### Written problem
Write out every entry precisely as given, leaving the pictures out.

==================================================

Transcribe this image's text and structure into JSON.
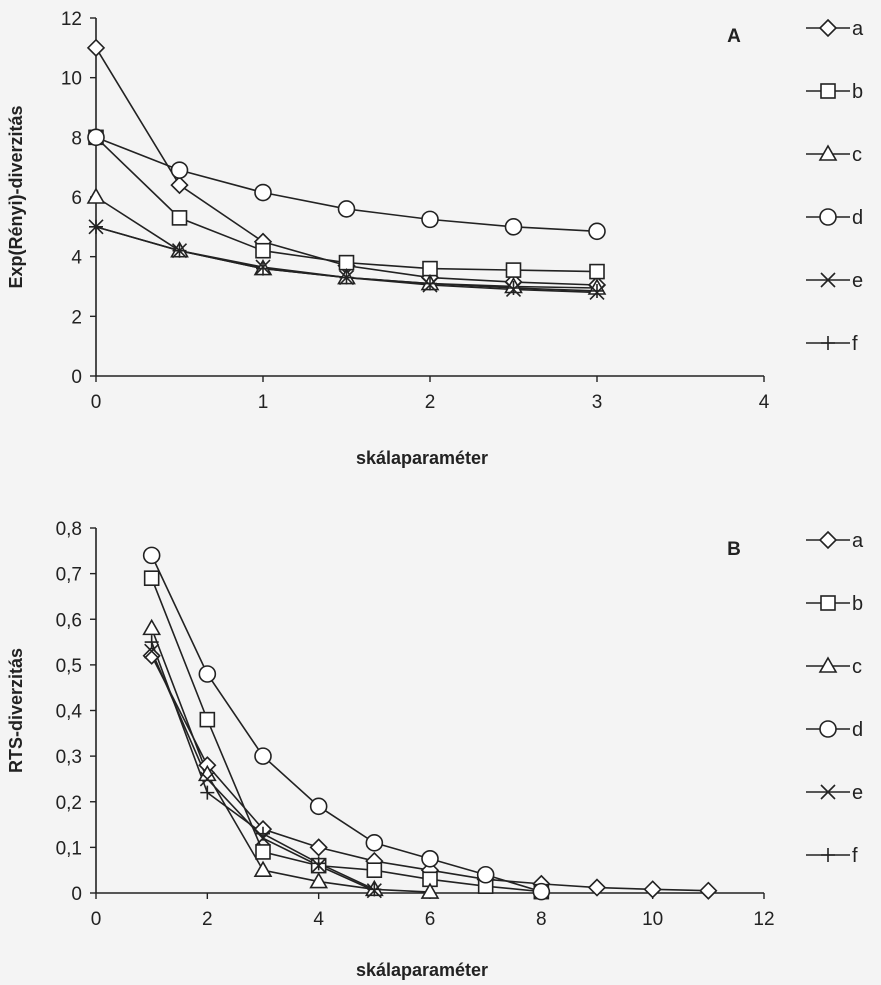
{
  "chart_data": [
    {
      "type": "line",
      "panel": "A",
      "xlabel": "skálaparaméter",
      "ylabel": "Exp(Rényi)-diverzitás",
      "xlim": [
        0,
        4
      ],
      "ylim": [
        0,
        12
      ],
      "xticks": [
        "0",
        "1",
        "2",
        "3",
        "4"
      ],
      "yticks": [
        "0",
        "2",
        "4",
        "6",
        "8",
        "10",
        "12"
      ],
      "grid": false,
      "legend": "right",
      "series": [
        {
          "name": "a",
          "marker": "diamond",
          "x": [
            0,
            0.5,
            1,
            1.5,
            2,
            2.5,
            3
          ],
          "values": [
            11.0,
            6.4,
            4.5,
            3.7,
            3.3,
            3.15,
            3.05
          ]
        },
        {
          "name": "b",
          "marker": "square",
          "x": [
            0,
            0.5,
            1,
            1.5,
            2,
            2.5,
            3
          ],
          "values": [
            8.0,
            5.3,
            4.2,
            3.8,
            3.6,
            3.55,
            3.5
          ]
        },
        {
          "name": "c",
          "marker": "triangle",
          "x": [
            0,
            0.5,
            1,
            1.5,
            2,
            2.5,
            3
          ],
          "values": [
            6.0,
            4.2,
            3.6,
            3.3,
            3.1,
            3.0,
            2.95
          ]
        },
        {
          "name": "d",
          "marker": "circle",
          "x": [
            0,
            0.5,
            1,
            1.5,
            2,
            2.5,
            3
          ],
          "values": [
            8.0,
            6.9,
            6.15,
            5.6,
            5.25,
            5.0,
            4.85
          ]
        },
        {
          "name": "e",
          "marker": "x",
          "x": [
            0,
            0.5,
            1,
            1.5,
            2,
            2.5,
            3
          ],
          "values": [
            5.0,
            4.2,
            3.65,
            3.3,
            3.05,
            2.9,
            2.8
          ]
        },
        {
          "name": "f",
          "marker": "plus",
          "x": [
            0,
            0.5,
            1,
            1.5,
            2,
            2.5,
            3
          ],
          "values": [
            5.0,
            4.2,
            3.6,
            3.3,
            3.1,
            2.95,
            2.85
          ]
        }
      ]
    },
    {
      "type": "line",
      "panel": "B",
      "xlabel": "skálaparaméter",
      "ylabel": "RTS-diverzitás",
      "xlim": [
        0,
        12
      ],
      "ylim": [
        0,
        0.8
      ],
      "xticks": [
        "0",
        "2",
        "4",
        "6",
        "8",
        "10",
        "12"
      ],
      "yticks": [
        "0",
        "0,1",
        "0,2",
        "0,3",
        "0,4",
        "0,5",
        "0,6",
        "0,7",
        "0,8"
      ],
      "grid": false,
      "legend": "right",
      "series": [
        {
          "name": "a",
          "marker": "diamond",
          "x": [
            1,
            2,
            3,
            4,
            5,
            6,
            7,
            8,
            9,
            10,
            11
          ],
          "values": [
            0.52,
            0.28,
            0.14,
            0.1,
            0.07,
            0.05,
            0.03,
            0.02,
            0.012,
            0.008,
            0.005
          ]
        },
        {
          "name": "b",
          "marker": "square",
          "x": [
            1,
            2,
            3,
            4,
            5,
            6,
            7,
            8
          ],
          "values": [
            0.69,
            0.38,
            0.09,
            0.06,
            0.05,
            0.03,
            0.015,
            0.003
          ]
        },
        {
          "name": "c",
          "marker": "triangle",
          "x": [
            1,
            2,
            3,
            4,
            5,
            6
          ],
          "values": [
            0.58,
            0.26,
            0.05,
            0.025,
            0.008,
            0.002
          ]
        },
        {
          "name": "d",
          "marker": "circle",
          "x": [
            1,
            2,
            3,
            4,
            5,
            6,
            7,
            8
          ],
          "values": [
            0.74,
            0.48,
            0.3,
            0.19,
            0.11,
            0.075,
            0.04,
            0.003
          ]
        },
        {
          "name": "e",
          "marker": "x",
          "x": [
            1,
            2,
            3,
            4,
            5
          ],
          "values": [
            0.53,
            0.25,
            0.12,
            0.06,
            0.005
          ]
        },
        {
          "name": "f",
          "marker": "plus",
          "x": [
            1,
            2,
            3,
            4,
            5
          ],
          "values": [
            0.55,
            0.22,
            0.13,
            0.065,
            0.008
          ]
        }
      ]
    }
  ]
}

==================================================

### Worked answer
Transcribe this image's text and structure into JSON.
{
  "chart_data": [
    {
      "type": "line",
      "panel": "A",
      "xlabel": "skálaparaméter",
      "ylabel": "Exp(Rényi)-diverzitás",
      "xlim": [
        0,
        4
      ],
      "ylim": [
        0,
        12
      ],
      "xticks": [
        "0",
        "1",
        "2",
        "3",
        "4"
      ],
      "yticks": [
        "0",
        "2",
        "4",
        "6",
        "8",
        "10",
        "12"
      ],
      "grid": false,
      "legend": "right",
      "series": [
        {
          "name": "a",
          "marker": "diamond",
          "x": [
            0,
            0.5,
            1,
            1.5,
            2,
            2.5,
            3
          ],
          "values": [
            11.0,
            6.4,
            4.5,
            3.7,
            3.3,
            3.15,
            3.05
          ]
        },
        {
          "name": "b",
          "marker": "square",
          "x": [
            0,
            0.5,
            1,
            1.5,
            2,
            2.5,
            3
          ],
          "values": [
            8.0,
            5.3,
            4.2,
            3.8,
            3.6,
            3.55,
            3.5
          ]
        },
        {
          "name": "c",
          "marker": "triangle",
          "x": [
            0,
            0.5,
            1,
            1.5,
            2,
            2.5,
            3
          ],
          "values": [
            6.0,
            4.2,
            3.6,
            3.3,
            3.1,
            3.0,
            2.95
          ]
        },
        {
          "name": "d",
          "marker": "circle",
          "x": [
            0,
            0.5,
            1,
            1.5,
            2,
            2.5,
            3
          ],
          "values": [
            8.0,
            6.9,
            6.15,
            5.6,
            5.25,
            5.0,
            4.85
          ]
        },
        {
          "name": "e",
          "marker": "x",
          "x": [
            0,
            0.5,
            1,
            1.5,
            2,
            2.5,
            3
          ],
          "values": [
            5.0,
            4.2,
            3.65,
            3.3,
            3.05,
            2.9,
            2.8
          ]
        },
        {
          "name": "f",
          "marker": "plus",
          "x": [
            0,
            0.5,
            1,
            1.5,
            2,
            2.5,
            3
          ],
          "values": [
            5.0,
            4.2,
            3.6,
            3.3,
            3.1,
            2.95,
            2.85
          ]
        }
      ]
    },
    {
      "type": "line",
      "panel": "B",
      "xlabel": "skálaparaméter",
      "ylabel": "RTS-diverzitás",
      "xlim": [
        0,
        12
      ],
      "ylim": [
        0,
        0.8
      ],
      "xticks": [
        "0",
        "2",
        "4",
        "6",
        "8",
        "10",
        "12"
      ],
      "yticks": [
        "0",
        "0,1",
        "0,2",
        "0,3",
        "0,4",
        "0,5",
        "0,6",
        "0,7",
        "0,8"
      ],
      "grid": false,
      "legend": "right",
      "series": [
        {
          "name": "a",
          "marker": "diamond",
          "x": [
            1,
            2,
            3,
            4,
            5,
            6,
            7,
            8,
            9,
            10,
            11
          ],
          "values": [
            0.52,
            0.28,
            0.14,
            0.1,
            0.07,
            0.05,
            0.03,
            0.02,
            0.012,
            0.008,
            0.005
          ]
        },
        {
          "name": "b",
          "marker": "square",
          "x": [
            1,
            2,
            3,
            4,
            5,
            6,
            7,
            8
          ],
          "values": [
            0.69,
            0.38,
            0.09,
            0.06,
            0.05,
            0.03,
            0.015,
            0.003
          ]
        },
        {
          "name": "c",
          "marker": "triangle",
          "x": [
            1,
            2,
            3,
            4,
            5,
            6
          ],
          "values": [
            0.58,
            0.26,
            0.05,
            0.025,
            0.008,
            0.002
          ]
        },
        {
          "name": "d",
          "marker": "circle",
          "x": [
            1,
            2,
            3,
            4,
            5,
            6,
            7,
            8
          ],
          "values": [
            0.74,
            0.48,
            0.3,
            0.19,
            0.11,
            0.075,
            0.04,
            0.003
          ]
        },
        {
          "name": "e",
          "marker": "x",
          "x": [
            1,
            2,
            3,
            4,
            5
          ],
          "values": [
            0.53,
            0.25,
            0.12,
            0.06,
            0.005
          ]
        },
        {
          "name": "f",
          "marker": "plus",
          "x": [
            1,
            2,
            3,
            4,
            5
          ],
          "values": [
            0.55,
            0.22,
            0.13,
            0.065,
            0.008
          ]
        }
      ]
    }
  ]
}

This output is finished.